BEGIN Stored records
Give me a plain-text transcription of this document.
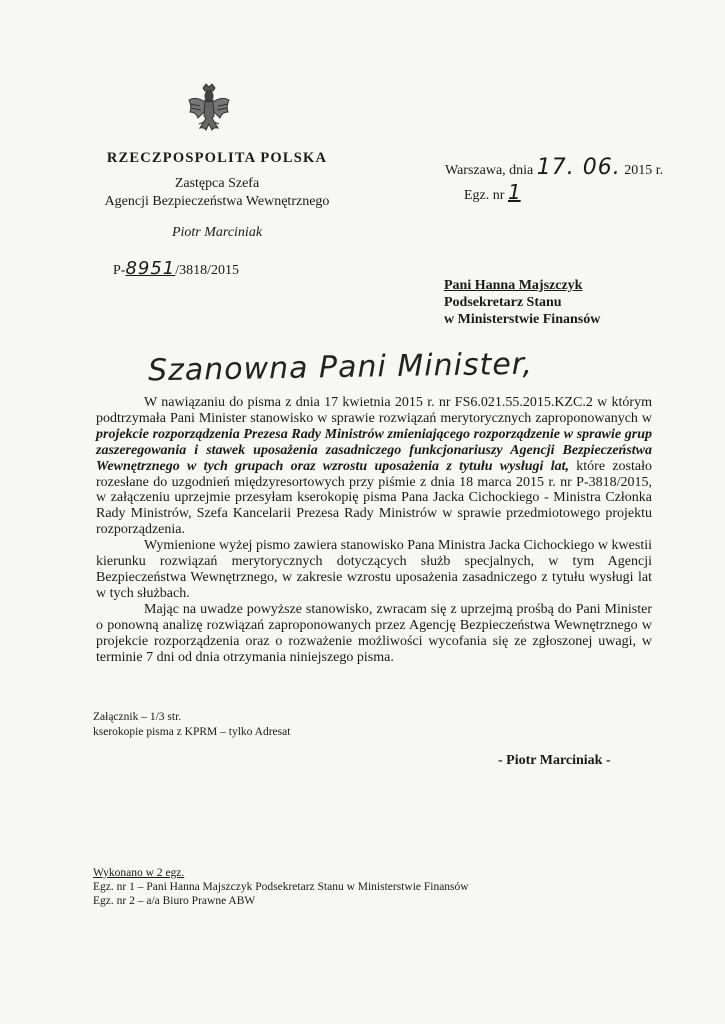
RZECZPOSPOLITA POLSKA
Zastępca Szefa
Agencji Bezpieczeństwa Wewnętrznego
Piotr Marciniak
P-8951/3818/2015
Warszawa, dnia 17. 06. 2015 r.
Egz. nr 1
Pani Hanna Majszczyk
Podsekretarz Stanu
w Ministerstwie Finansów
Szanowna Pani Minister,

W nawiązaniu do pisma z dnia 17 kwietnia 2015 r. nr FS6.021.55.2015.KZC.2 w którym podtrzymała Pani Minister stanowisko w sprawie rozwiązań merytorycznych zaproponowanych w projekcie rozporządzenia Prezesa Rady Ministrów zmieniającego rozporządzenie w sprawie grup zaszeregowania i stawek uposażenia zasadniczego funkcjonariuszy Agencji Bezpieczeństwa Wewnętrznego w tych grupach oraz wzrostu uposażenia z tytułu wysługi lat, które zostało rozesłane do uzgodnień międzyresortowych przy piśmie z dnia 18 marca 2015 r. nr P-3818/2015, w załączeniu uprzejmie przesyłam kserokopię pisma Pana Jacka Cichockiego - Ministra Członka Rady Ministrów, Szefa Kancelarii Prezesa Rady Ministrów w sprawie przedmiotowego projektu rozporządzenia.

Wymienione wyżej pismo zawiera stanowisko Pana Ministra Jacka Cichockiego w kwestii kierunku rozwiązań merytorycznych dotyczących służb specjalnych, w tym Agencji Bezpieczeństwa Wewnętrznego, w zakresie wzrostu uposażenia zasadniczego z tytułu wysługi lat w tych służbach.

Mając na uwadze powyższe stanowisko, zwracam się z uprzejmą prośbą do Pani Minister o ponowną analizę rozwiązań zaproponowanych przez Agencję Bezpieczeństwa Wewnętrznego w projekcie rozporządzenia oraz o rozważenie możliwości wycofania się ze zgłoszonej uwagi, w terminie 7 dni od dnia otrzymania niniejszego pisma.

Załącznik – 1/3 str.
kserokopie pisma z KPRM – tylko Adresat
- Piotr Marciniak -
Wykonano w 2 egz.
Egz. nr 1 – Pani Hanna Majszczyk Podsekretarz Stanu w Ministerstwie Finansów
Egz. nr 2 – a/a Biuro Prawne ABW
END Stored records
**What is needed:** Transcribe all the lines above exactly, apart from the pictures.

**Output of the exercise:**
Give me a plain-text transcription of this document.
RZECZPOSPOLITA POLSKA
Zastępca Szefa
Agencji Bezpieczeństwa Wewnętrznego
Piotr Marciniak
P-8951/3818/2015
Warszawa, dnia 17. 06. 2015 r.
Egz. nr 1
Pani Hanna Majszczyk
Podsekretarz Stanu
w Ministerstwie Finansów
Szanowna Pani Minister,

W nawiązaniu do pisma z dnia 17 kwietnia 2015 r. nr FS6.021.55.2015.KZC.2 w którym podtrzymała Pani Minister stanowisko w sprawie rozwiązań merytorycznych zaproponowanych w projekcie rozporządzenia Prezesa Rady Ministrów zmieniającego rozporządzenie w sprawie grup zaszeregowania i stawek uposażenia zasadniczego funkcjonariuszy Agencji Bezpieczeństwa Wewnętrznego w tych grupach oraz wzrostu uposażenia z tytułu wysługi lat, które zostało rozesłane do uzgodnień międzyresortowych przy piśmie z dnia 18 marca 2015 r. nr P-3818/2015, w załączeniu uprzejmie przesyłam kserokopię pisma Pana Jacka Cichockiego - Ministra Członka Rady Ministrów, Szefa Kancelarii Prezesa Rady Ministrów w sprawie przedmiotowego projektu rozporządzenia.

Wymienione wyżej pismo zawiera stanowisko Pana Ministra Jacka Cichockiego w kwestii kierunku rozwiązań merytorycznych dotyczących służb specjalnych, w tym Agencji Bezpieczeństwa Wewnętrznego, w zakresie wzrostu uposażenia zasadniczego z tytułu wysługi lat w tych służbach.

Mając na uwadze powyższe stanowisko, zwracam się z uprzejmą prośbą do Pani Minister o ponowną analizę rozwiązań zaproponowanych przez Agencję Bezpieczeństwa Wewnętrznego w projekcie rozporządzenia oraz o rozważenie możliwości wycofania się ze zgłoszonej uwagi, w terminie 7 dni od dnia otrzymania niniejszego pisma.

Załącznik – 1/3 str.
kserokopie pisma z KPRM – tylko Adresat
- Piotr Marciniak -
Wykonano w 2 egz.
Egz. nr 1 – Pani Hanna Majszczyk Podsekretarz Stanu w Ministerstwie Finansów
Egz. nr 2 – a/a Biuro Prawne ABW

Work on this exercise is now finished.